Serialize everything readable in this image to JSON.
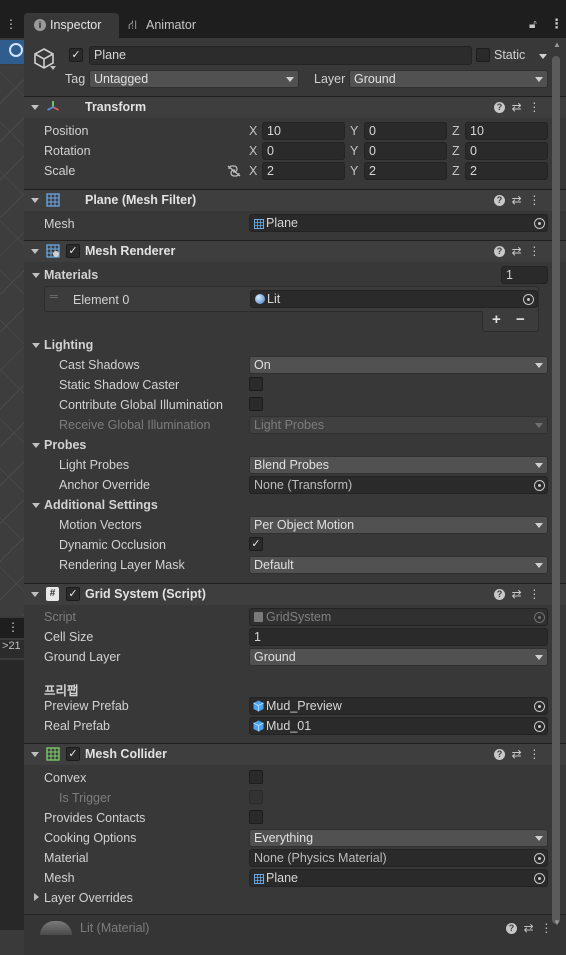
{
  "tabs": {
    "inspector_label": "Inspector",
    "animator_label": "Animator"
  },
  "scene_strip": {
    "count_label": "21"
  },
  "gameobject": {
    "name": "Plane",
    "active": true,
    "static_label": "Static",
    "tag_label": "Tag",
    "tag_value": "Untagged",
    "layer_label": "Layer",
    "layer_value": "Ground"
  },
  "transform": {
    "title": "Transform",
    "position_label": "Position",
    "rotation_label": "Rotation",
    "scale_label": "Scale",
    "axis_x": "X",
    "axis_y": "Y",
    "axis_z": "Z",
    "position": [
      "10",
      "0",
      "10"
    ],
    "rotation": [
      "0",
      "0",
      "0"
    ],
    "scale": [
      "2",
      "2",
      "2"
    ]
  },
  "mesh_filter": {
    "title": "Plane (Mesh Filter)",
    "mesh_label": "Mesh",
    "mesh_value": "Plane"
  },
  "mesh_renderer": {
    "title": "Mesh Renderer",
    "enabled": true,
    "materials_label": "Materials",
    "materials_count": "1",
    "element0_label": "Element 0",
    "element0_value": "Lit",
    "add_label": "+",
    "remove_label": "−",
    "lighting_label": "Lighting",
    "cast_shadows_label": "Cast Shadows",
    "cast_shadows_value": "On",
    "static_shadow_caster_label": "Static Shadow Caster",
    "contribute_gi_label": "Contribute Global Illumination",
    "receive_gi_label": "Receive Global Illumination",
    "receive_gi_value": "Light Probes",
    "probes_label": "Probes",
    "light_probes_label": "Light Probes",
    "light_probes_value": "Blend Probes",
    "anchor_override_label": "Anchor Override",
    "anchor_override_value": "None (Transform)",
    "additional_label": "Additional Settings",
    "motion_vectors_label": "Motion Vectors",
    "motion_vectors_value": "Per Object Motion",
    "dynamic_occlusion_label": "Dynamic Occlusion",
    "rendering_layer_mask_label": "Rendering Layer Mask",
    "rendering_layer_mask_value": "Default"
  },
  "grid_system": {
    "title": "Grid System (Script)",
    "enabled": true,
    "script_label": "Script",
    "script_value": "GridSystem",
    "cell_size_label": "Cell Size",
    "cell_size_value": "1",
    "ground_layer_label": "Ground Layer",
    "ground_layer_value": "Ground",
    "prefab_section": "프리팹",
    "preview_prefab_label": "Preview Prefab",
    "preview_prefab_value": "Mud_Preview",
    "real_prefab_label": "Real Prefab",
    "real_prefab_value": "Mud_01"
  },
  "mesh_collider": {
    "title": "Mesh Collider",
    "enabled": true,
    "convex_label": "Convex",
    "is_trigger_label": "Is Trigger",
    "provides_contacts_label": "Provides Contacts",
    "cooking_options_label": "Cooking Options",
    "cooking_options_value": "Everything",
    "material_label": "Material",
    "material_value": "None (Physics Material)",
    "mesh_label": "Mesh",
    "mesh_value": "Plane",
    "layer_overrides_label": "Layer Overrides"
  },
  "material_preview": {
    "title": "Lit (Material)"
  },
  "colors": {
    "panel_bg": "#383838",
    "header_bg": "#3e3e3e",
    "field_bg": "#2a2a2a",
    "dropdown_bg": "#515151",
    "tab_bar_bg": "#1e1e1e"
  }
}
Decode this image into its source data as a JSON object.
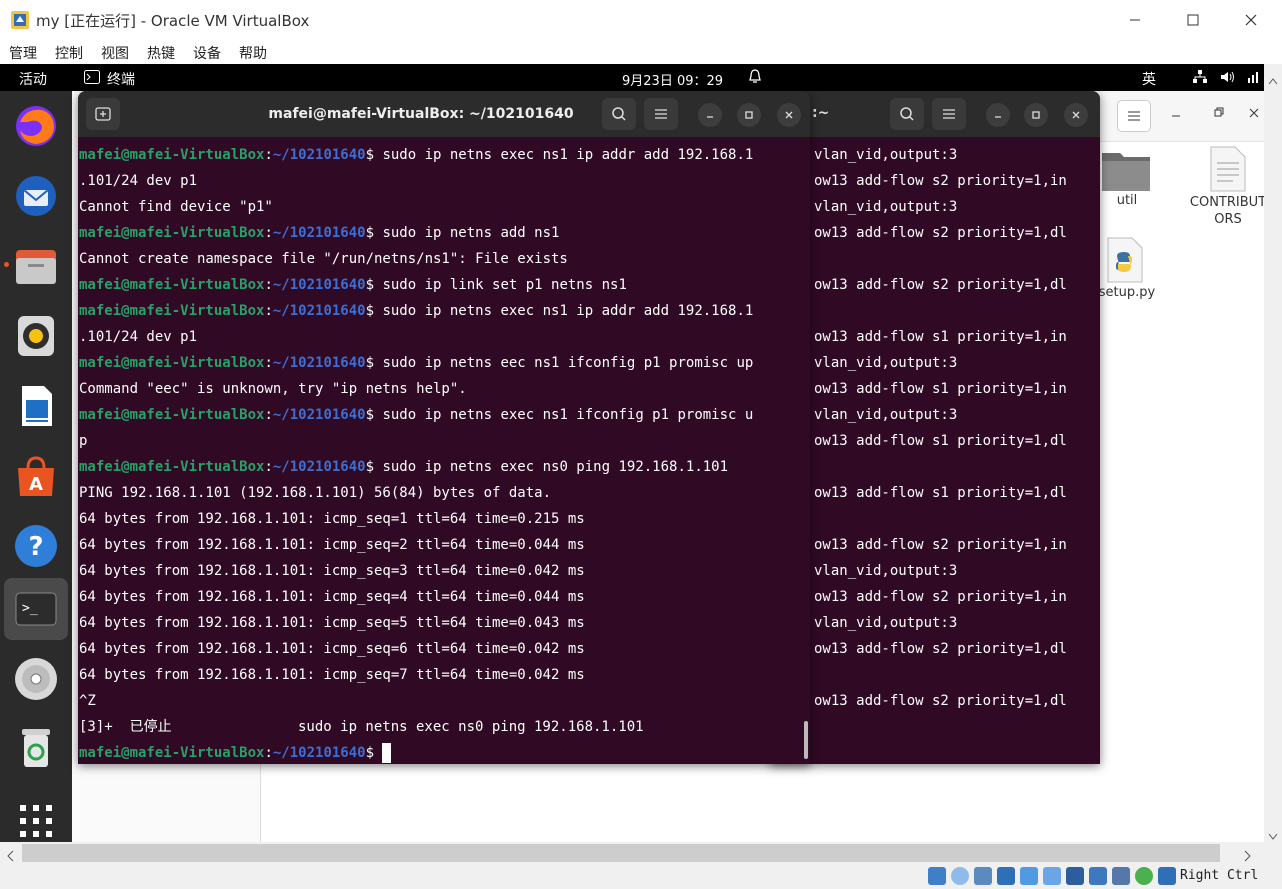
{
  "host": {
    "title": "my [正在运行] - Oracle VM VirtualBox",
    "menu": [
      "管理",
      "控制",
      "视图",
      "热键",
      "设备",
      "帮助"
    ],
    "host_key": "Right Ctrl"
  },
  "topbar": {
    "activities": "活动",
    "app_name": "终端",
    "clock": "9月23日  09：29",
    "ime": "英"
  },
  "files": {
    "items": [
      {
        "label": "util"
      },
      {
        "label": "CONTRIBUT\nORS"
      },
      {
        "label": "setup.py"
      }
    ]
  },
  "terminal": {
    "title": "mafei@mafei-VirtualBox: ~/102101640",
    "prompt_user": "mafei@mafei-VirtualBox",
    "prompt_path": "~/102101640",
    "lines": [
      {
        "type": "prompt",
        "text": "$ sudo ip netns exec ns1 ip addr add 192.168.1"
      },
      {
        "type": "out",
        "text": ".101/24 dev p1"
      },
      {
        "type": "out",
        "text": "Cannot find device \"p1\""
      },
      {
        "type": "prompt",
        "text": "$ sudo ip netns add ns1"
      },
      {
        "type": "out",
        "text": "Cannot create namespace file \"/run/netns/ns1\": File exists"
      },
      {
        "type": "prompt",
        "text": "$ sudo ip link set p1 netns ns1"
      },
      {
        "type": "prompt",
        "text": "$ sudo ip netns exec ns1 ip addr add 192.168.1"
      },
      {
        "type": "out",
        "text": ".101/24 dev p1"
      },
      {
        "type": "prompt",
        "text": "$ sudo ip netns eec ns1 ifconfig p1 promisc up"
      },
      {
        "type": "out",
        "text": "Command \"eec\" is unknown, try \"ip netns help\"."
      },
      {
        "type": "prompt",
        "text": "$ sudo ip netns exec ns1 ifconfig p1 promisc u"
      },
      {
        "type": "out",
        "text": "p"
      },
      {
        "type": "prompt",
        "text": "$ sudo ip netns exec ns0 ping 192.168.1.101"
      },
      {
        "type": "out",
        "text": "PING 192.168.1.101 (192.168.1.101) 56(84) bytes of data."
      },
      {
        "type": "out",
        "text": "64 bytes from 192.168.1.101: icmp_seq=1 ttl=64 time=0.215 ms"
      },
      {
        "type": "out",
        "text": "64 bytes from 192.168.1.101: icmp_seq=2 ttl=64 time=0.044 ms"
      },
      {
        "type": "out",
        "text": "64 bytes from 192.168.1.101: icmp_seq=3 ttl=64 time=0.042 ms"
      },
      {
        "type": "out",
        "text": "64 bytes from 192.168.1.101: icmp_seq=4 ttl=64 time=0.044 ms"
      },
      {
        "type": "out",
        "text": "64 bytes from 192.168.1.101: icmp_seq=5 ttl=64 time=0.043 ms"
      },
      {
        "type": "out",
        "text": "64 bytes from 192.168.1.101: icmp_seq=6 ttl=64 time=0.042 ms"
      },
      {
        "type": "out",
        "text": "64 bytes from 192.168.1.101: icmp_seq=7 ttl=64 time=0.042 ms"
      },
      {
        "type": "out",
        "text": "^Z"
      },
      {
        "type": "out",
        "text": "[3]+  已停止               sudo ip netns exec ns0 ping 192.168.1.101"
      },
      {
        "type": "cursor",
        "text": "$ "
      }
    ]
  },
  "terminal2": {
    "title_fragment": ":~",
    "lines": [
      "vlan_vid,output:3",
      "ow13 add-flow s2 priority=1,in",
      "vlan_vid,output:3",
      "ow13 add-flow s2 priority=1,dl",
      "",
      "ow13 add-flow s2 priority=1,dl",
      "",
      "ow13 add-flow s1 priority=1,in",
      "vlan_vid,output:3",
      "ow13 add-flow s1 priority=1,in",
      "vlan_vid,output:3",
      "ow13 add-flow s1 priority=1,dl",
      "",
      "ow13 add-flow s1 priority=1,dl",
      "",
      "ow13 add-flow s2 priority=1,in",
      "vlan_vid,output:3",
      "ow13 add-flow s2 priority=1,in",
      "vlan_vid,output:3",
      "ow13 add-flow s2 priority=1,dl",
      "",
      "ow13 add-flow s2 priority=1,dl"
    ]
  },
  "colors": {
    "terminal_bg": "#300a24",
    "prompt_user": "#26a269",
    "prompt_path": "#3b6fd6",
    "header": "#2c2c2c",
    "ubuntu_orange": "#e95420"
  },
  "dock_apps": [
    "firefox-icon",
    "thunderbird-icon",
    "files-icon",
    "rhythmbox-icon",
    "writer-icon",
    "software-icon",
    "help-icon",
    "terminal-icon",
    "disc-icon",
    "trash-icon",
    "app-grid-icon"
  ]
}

++++++++++

§ WRITTEN INSTRUCTION:
Search the preceding listing for "data" and extract every line where it is found.

§ RESPONSE:
Decode this image into its source data as a JSON object.
        "text": "PING 192.168.1.101 (192.168.1.101) 56(84) bytes of data."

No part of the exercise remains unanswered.